Wisst ihr was los ist im Iran? Versteht ihr das Regime? Wisst ihr das man kein Instrument spielen darf auf der der Straße? Was er sagen will: »Ich war dort nicht frei.« Er ist stolz darauf, dass er für seine Freiheit kämpft. Ein Teil davon ist das Christentum. Er hält diejenigen, die nie im Iran gelebt haben für ahnungslos, wenn es um das Regime seines Heimatlandes geht. Denn nur er könne verstehen, was dort geschieht. Er, der dort gelebt und gelitten hat.

Er schaut ernst, spricht langsam und bestimmt, wenn es um seinen Neuen Glauben geht. Christ zu sein, ist für ihn der Kampf für die Freiheit. Zum Christentum hat er gefunden, weil die iranischen Philosophen, die er liebt und liest, von einem Messias schreiben. Im Koran ist davon keine Rede, aber in der Bibel. So fand er von der Philosophie zum Glauben.

Eine Bibel in Farsi.
Pfarrer Hugo ist der Dreh- und Angelpunkt in der Gemeinde.

Der Messias

»Die Figur des Messias fasziniert sie. Die Auferstehung ist die Schnittstelle zu ihrer Kultur und der Religion mit der sie aufgewachsen sind«, sagt Hugo. Im Iran ist der schiitische Islam Staatsreligion. Sein zentrales Element ist die Lehre der Zwölfer-Schia.
================================
# Aufgabenstellung 1
Gib aus dem Text über den Iraner und seinen Glauben alles von „Er schaut ernst, spricht“ bis hinunter zu „Philosophie zum Glauben.“ unverändert wieder.
# Aufgabenstellung 2
Liste aus dem Text über den Iraner und seinen Glauben sämtliche Sätze auf, die mit dem Wort „Er“ beginnen.
# Aufgabenstellung 3
Setze den Text über den Iraner und seinen Glauben im Anschluss an seinen letzten Satz fort.
================================
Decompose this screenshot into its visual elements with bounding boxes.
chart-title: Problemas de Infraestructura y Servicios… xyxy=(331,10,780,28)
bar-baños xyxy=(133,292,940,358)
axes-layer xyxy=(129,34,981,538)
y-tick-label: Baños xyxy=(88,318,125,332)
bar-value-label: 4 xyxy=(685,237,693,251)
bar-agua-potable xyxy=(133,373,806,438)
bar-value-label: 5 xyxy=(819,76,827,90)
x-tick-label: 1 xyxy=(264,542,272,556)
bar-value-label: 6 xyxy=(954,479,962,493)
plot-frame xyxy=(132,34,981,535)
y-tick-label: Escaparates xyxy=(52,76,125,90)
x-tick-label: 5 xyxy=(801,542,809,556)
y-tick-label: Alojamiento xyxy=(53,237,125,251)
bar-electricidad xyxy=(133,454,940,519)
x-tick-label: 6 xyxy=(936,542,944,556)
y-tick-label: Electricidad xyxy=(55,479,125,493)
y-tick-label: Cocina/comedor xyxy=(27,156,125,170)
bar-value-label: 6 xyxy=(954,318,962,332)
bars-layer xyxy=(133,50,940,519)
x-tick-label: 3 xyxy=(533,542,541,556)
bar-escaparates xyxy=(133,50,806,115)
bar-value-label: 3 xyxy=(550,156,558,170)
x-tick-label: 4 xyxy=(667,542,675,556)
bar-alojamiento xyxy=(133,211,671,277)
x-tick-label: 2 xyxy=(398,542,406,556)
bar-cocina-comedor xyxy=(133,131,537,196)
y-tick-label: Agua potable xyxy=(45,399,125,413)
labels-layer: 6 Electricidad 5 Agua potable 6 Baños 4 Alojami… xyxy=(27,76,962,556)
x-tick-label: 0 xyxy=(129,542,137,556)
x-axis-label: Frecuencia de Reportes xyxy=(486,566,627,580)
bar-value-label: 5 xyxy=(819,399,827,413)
================================
# Ausgabe 1
Er schaut ernst, spricht langsam und bestimmt, wenn es um seinen Neuen Glauben geht. Christ zu sein, ist für ihn der Kampf für die Freiheit. Zum Christentum hat er gefunden, weil die iranischen Philosophen, die er liebt und liest, von einem Messias schreiben. Im Koran ist davon keine Rede, aber in der Bibel. So fand er von der Philosophie zum Glauben.

# Ausgabe 2
- Er ist stolz darauf, dass er für seine Freiheit kämpft.
- Er hält diejenigen, die nie im Iran gelebt haben für ahnungslos, wenn es um das Regime seines Heimatlandes geht.
- Er, der dort gelebt und gelitten hat.
- Er schaut ernst, spricht langsam und bestimmt, wenn es um seinen Neuen Glauben geht.

# Ausgabe 3
Die zwölf Imame sind im schiitischen Islam die einzigen legitimen Nachfolger des Propheten Mohammeds. Die ersten elf Imame wurden umgebracht und damit zu Märtyrern. Der zwölfte Imam lebt weiter in der Verborgenheit und auf dessen Wiedererscheinen hoffen die Schiiten, damit der zwölfte Imam die Erde von Ungerechtigkeit erlösen wird. Von den Schiiten wird dieser Imam Mahdi genannt – der Erlöser.

Wegen Hugo

Warum kommst du jeden Mittwoch zum Bibelunterricht?
Samuel: Wegen Hugo!
Und du, Ali?
Wegen Hugo.
Und du, Andreas?
Wegen Hugo.
Hugo. Hugo. Hugo.

Hugo ist ein schlaksiger Mann. Er ist immer damit beschäftigt, geduldig zu sein. Sein Arbeitstag dauert oft zwölf Stunden. Er ist da für seine Gemeinde und die Iraner. Die Flüchtlinge nennen in »Vater«.

Hugo stammt aus Südafrika. Seine Großeltern sind nach Südafrika ausgewandert und bis heute wird in der Familie deutsch gesprochen. Hugo studierte Theologie in Deutschland. Nach dem Studium ging er zurück nach Südafrika, um dort eine Gemeinde zu betreuen. Die Mitglieder waren weiß, politisch und forderten auch von Hugo, sich zur NP, der Partei des Apartheid-Regimes, zu bekennen. Hugo wehrte sich, bekam eine neue Gemeinde und kümmerte sich nun um indische Arbeitsmigranten in Südafrika. Dann kam das Angebot aus Deutschland. Plötzlich waren da Iraner, die betreut werden mussten. Weil er Erfahrung hatte in der Arbeit mit Migranten, nahm Hugo an.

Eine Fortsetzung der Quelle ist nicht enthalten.